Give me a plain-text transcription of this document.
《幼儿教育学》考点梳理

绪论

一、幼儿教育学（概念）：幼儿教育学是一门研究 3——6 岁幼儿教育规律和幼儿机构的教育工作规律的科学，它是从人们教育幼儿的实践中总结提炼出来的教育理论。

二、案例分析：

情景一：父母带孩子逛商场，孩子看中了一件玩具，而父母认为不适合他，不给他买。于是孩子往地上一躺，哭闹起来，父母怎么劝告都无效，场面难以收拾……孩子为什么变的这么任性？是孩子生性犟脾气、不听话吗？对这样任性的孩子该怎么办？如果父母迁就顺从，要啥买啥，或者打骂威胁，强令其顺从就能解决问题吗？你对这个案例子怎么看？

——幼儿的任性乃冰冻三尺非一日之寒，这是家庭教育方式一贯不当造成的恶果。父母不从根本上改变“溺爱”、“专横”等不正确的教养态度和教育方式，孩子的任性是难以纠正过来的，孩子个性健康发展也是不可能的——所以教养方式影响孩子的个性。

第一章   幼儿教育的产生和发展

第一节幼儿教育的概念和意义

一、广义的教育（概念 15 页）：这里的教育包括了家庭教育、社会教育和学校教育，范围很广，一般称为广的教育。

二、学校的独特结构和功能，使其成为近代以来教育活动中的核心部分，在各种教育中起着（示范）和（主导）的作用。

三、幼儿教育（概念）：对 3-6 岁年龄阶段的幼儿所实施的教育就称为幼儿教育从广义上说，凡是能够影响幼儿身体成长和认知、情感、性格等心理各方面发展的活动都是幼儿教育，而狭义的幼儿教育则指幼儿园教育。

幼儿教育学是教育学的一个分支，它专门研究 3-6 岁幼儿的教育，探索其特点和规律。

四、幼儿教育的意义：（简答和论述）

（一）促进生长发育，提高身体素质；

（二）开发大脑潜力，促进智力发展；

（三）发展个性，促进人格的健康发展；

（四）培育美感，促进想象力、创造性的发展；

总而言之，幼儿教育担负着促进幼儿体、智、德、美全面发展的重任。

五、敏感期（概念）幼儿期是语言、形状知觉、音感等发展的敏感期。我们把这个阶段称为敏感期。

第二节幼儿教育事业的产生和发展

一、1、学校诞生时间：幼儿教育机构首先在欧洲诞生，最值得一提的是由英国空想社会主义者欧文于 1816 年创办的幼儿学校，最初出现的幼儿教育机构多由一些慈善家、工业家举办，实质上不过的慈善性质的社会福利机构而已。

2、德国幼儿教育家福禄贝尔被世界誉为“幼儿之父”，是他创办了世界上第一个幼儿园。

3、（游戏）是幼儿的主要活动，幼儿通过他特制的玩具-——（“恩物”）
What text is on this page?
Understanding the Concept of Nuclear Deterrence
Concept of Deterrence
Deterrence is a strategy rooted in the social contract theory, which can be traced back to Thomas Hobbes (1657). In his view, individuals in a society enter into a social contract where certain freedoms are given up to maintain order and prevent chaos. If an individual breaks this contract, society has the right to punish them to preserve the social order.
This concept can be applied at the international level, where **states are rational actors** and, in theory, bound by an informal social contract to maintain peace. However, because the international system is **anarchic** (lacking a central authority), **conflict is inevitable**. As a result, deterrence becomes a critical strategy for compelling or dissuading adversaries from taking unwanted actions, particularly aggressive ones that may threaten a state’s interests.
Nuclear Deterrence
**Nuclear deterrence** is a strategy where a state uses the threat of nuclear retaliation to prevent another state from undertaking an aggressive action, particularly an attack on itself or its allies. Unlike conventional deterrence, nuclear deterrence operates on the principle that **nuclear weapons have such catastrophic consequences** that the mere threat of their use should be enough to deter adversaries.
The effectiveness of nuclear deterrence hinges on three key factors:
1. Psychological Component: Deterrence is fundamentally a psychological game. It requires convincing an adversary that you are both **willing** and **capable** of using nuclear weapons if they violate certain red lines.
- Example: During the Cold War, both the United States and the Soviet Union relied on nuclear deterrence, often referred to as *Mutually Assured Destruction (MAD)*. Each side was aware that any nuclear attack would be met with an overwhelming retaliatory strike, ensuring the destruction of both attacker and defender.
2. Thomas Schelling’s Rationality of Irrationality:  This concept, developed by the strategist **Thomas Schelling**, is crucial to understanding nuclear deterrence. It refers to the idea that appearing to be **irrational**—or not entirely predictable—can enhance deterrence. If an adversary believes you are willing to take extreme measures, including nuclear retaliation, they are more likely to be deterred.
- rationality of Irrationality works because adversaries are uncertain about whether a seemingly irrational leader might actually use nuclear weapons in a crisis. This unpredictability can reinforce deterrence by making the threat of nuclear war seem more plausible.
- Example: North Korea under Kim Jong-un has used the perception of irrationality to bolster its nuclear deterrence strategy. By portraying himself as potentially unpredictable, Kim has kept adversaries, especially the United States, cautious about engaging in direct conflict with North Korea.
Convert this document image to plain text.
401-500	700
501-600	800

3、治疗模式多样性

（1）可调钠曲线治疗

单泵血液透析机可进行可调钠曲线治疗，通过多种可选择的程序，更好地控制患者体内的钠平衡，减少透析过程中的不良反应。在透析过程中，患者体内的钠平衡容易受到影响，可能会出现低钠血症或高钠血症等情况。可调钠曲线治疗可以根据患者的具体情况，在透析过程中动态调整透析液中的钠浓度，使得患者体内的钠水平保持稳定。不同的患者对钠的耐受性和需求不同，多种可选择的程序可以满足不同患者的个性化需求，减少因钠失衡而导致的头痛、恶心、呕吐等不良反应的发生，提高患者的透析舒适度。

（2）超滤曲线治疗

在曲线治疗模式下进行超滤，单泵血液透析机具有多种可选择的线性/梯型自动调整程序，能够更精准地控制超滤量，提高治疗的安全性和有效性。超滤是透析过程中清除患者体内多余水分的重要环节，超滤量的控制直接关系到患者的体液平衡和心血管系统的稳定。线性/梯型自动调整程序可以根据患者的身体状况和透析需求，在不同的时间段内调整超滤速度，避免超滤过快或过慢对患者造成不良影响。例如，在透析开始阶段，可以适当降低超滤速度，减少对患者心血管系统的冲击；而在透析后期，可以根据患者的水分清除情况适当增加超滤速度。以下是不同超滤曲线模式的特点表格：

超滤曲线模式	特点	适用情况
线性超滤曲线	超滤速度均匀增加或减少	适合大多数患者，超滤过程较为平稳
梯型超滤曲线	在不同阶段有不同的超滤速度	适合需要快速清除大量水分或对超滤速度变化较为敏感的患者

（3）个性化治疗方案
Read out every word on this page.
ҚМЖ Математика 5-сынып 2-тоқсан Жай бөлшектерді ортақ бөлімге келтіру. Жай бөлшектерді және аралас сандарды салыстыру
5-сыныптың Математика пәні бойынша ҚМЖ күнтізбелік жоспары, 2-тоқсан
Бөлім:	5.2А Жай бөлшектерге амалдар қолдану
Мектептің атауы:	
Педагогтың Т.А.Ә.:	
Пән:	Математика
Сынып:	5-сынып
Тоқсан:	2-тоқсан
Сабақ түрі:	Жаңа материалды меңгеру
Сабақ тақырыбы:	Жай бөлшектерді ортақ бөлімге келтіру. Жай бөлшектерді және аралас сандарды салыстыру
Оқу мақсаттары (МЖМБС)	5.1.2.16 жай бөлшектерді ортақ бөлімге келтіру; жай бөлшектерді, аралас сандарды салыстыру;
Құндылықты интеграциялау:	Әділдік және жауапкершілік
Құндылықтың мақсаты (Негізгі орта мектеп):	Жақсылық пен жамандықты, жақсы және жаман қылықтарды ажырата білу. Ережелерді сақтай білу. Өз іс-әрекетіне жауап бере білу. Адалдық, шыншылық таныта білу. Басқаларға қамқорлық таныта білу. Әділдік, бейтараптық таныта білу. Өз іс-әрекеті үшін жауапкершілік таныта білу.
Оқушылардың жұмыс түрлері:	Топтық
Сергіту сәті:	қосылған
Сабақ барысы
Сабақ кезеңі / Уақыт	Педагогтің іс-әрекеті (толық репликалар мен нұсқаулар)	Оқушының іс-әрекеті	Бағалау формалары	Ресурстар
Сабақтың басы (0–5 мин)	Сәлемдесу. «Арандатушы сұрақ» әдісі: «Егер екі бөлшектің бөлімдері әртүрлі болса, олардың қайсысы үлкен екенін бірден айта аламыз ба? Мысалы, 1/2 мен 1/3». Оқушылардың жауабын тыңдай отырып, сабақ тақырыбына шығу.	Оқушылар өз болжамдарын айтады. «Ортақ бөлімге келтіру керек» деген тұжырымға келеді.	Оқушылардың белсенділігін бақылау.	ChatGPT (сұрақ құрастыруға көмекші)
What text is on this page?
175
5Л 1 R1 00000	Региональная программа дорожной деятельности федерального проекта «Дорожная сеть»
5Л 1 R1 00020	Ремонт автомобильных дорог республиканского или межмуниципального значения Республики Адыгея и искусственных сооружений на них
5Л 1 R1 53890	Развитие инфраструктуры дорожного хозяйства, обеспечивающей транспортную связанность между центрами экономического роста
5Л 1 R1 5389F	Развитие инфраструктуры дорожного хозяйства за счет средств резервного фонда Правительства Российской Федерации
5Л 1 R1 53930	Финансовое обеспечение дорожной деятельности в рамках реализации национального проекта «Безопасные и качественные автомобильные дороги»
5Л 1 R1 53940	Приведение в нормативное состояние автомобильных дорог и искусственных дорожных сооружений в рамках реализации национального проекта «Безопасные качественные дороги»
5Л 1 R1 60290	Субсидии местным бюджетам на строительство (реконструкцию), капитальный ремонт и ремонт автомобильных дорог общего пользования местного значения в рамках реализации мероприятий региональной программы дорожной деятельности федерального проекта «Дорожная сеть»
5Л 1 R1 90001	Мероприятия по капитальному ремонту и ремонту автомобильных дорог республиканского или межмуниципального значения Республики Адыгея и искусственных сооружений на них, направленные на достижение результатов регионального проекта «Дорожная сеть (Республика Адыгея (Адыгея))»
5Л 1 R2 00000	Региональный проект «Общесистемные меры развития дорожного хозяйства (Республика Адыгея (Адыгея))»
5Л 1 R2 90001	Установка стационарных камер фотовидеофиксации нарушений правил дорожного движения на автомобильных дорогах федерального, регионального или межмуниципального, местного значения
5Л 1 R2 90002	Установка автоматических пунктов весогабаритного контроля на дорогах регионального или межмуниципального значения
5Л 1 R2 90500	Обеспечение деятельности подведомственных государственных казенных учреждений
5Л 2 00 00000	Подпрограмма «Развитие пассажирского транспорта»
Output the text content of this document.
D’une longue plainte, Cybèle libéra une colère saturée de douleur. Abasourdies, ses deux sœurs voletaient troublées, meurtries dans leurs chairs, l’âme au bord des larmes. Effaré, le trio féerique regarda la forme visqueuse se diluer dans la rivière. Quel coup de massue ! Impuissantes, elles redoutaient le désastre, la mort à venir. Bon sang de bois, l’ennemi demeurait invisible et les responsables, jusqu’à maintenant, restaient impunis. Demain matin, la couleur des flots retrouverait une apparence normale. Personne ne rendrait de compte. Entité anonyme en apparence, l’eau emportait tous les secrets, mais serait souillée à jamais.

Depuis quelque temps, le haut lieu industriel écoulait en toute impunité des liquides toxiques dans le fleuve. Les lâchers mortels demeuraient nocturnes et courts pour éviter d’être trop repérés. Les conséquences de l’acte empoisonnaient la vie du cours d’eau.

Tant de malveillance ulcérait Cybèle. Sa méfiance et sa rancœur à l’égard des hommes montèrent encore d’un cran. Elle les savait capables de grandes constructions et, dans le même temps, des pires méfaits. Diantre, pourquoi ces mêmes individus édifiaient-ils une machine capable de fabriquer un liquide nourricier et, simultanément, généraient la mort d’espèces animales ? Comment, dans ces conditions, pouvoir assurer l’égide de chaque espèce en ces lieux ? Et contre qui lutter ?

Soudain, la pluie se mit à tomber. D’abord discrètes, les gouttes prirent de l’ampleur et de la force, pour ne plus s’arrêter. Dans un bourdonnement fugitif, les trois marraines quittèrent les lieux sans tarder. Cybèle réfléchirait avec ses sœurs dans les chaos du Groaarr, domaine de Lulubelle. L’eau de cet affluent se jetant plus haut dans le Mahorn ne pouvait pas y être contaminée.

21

^^^^^^^^

Count the lines in the entries above that include the string "жауапкершілік", then give only that figure.

■ **Right answer**
2